• _What to do_: Determine how many lines include the string "muutosehdotukset". Output that number only.

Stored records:
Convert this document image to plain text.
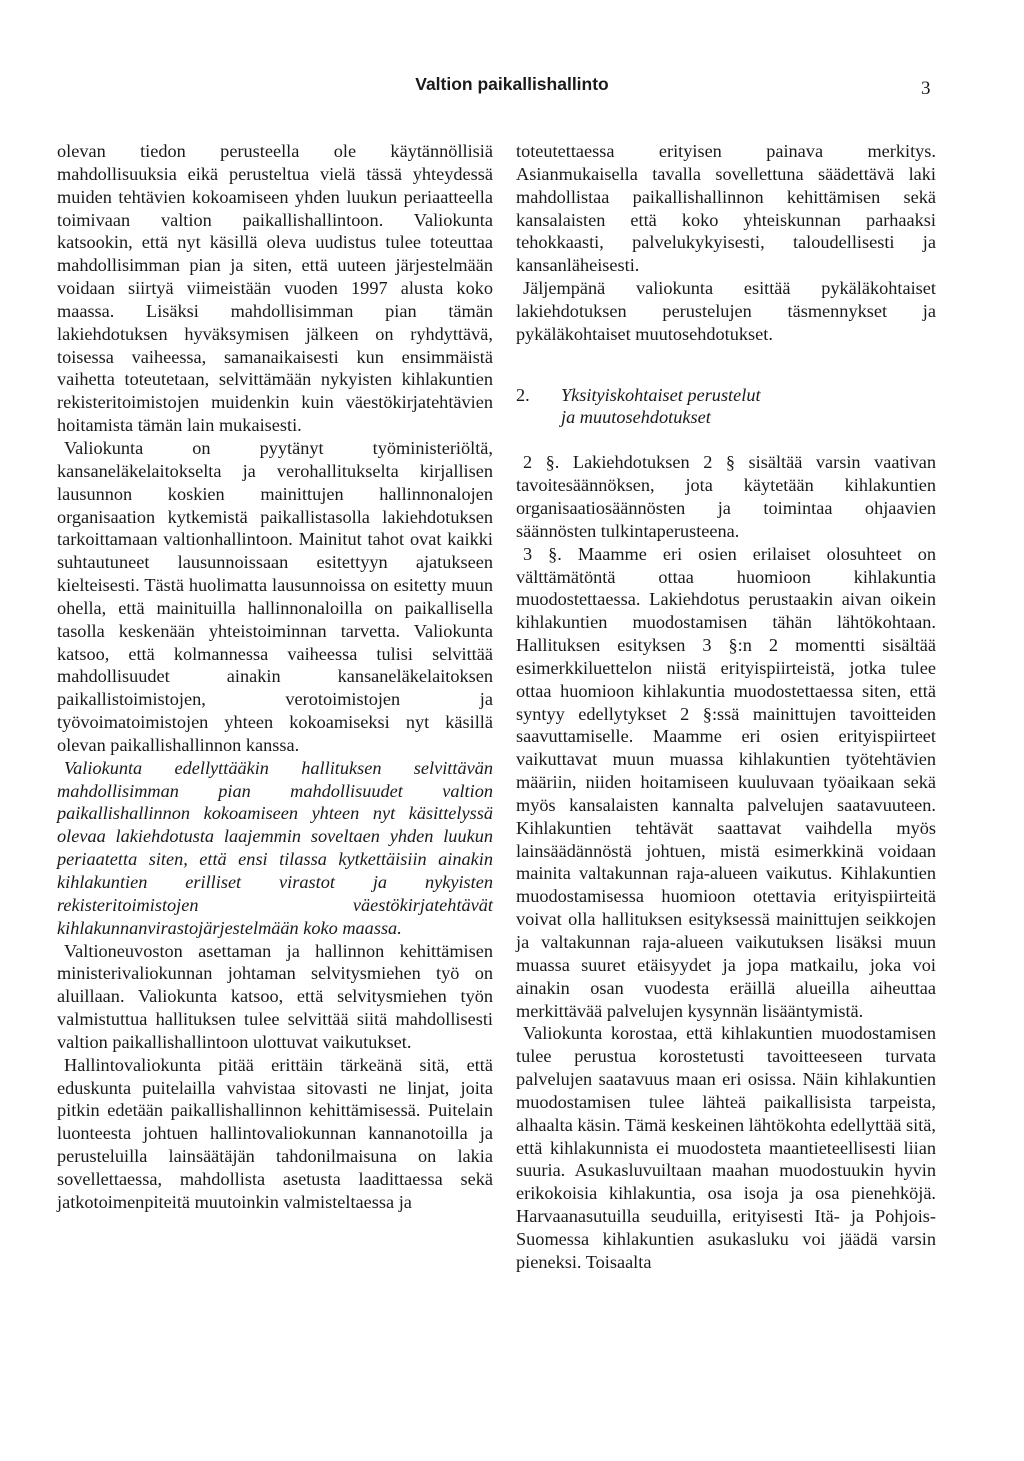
Valtion paikallishallinto	3

olevan tiedon perusteella ole käytännöllisiä mahdollisuuksia eikä perusteltua vielä tässä yhteydessä muiden tehtävien kokoamiseen yhden luukun periaatteella toimivaan valtion paikallishallintoon. Valiokunta katsookin, että nyt käsillä oleva uudistus tulee toteuttaa mahdollisimman pian ja siten, että uuteen järjestelmään voidaan siirtyä viimeistään vuoden 1997 alusta koko maassa. Lisäksi mahdollisimman pian tämän lakiehdotuksen hyväksymisen jälkeen on ryhdyttävä, toisessa vaiheessa, samanaikaisesti kun ensimmäistä vaihetta toteutetaan, selvittämään nykyisten kihlakuntien rekisteritoimistojen muidenkin kuin väestökirjatehtävien hoitamista tämän lain mukaisesti.

Valiokunta on pyytänyt työministeriöltä, kansaneläkelaitokselta ja verohallitukselta kirjallisen lausunnon koskien mainittujen hallinnonalojen organisaation kytkemistä paikallistasolla lakiehdotuksen tarkoittamaan valtionhallintoon. Mainitut tahot ovat kaikki suhtautuneet lausunnoissaan esitettyyn ajatukseen kielteisesti. Tästä huolimatta lausunnoissa on esitetty muun ohella, että mainituilla hallinnonaloilla on paikallisella tasolla keskenään yhteistoiminnan tarvetta. Valiokunta katsoo, että kolmannessa vaiheessa tulisi selvittää mahdollisuudet ainakin kansaneläkelaitoksen paikallistoimistojen, verotoimistojen ja työvoimatoimistojen yhteen kokoamiseksi nyt käsillä olevan paikallishallinnon kanssa.

Valiokunta edellyttääkin hallituksen selvittävän mahdollisimman pian mahdollisuudet valtion paikallishallinnon kokoamiseen yhteen nyt käsittelyssä olevaa lakiehdotusta laajemmin soveltaen yhden luukun periaatetta siten, että ensi tilassa kytkettäisiin ainakin kihlakuntien erilliset virastot ja nykyisten rekisteritoimistojen väestökirjatehtävät kihlakunnanvirastojärjestelmään koko maassa.

Valtioneuvoston asettaman ja hallinnon kehittämisen ministerivaliokunnan johtaman selvitysmiehen työ on aluillaan. Valiokunta katsoo, että selvitysmiehen työn valmistuttua hallituksen tulee selvittää siitä mahdollisesti valtion paikallishallintoon ulottuvat vaikutukset.

Hallintovaliokunta pitää erittäin tärkeänä sitä, että eduskunta puitelailla vahvistaa sitovasti ne linjat, joita pitkin edetään paikallishallinnon kehittämisessä. Puitelain luonteesta johtuen hallintovaliokunnan kannanotoilla ja perusteluilla lainsäätäjän tahdonilmaisuna on lakia sovellettaessa, mahdollista asetusta laadittaessa sekä jatkotoimenpiteitä muutoinkin valmisteltaessa ja

toteutettaessa erityisen painava merkitys. Asianmukaisella tavalla sovellettuna säädettävä laki mahdollistaa paikallishallinnon kehittämisen sekä kansalaisten että koko yhteiskunnan parhaaksi tehokkaasti, palvelukykyisesti, taloudellisesti ja kansanläheisesti.

Jäljempänä valiokunta esittää pykäläkohtaiset lakiehdotuksen perustelujen täsmennykset ja pykäläkohtaiset muutosehdotukset.

2.	Yksityiskohtaiset perustelut ja muutosehdotukset

2 §. Lakiehdotuksen 2 § sisältää varsin vaativan tavoitesäännöksen, jota käytetään kihlakuntien organisaatiosäännösten ja toimintaa ohjaavien säännösten tulkintaperusteena.

3 §. Maamme eri osien erilaiset olosuhteet on välttämätöntä ottaa huomioon kihlakuntia muodostettaessa. Lakiehdotus perustaakin aivan oikein kihlakuntien muodostamisen tähän lähtökohtaan. Hallituksen esityksen 3 §:n 2 momentti sisältää esimerkkiluettelon niistä erityispiirteistä, jotka tulee ottaa huomioon kihlakuntia muodostettaessa siten, että syntyy edellytykset 2 §:ssä mainittujen tavoitteiden saavuttamiselle. Maamme eri osien erityispiirteet vaikuttavat muun muassa kihlakuntien työtehtävien määriin, niiden hoitamiseen kuuluvaan työaikaan sekä myös kansalaisten kannalta palvelujen saatavuuteen. Kihlakuntien tehtävät saattavat vaihdella myös lainsäädännöstä johtuen, mistä esimerkkinä voidaan mainita valtakunnan raja-alueen vaikutus. Kihlakuntien muodostamisessa huomioon otettavia erityispiirteitä voivat olla hallituksen esityksessä mainittujen seikkojen ja valtakunnan raja-alueen vaikutuksen lisäksi muun muassa suuret etäisyydet ja jopa matkailu, joka voi ainakin osan vuodesta eräillä alueilla aiheuttaa merkittävää palvelujen kysynnän lisääntymistä.

Valiokunta korostaa, että kihlakuntien muodostamisen tulee perustua korostetusti tavoitteeseen turvata palvelujen saatavuus maan eri osissa. Näin kihlakuntien muodostamisen tulee lähteä paikallisista tarpeista, alhaalta käsin. Tämä keskeinen lähtökohta edellyttää sitä, että kihlakunnista ei muodosteta maantieteellisesti liian suuria. Asukasluvuiltaan maahan muodostuukin hyvin erikokoisia kihlakuntia, osa isoja ja osa pienehköjä. Harvaanasutuilla seuduilla, erityisesti Itä- ja Pohjois-Suomessa kihlakuntien asukasluku voi jäädä varsin pieneksi. Toisaalta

• _Result for this exercise_: 2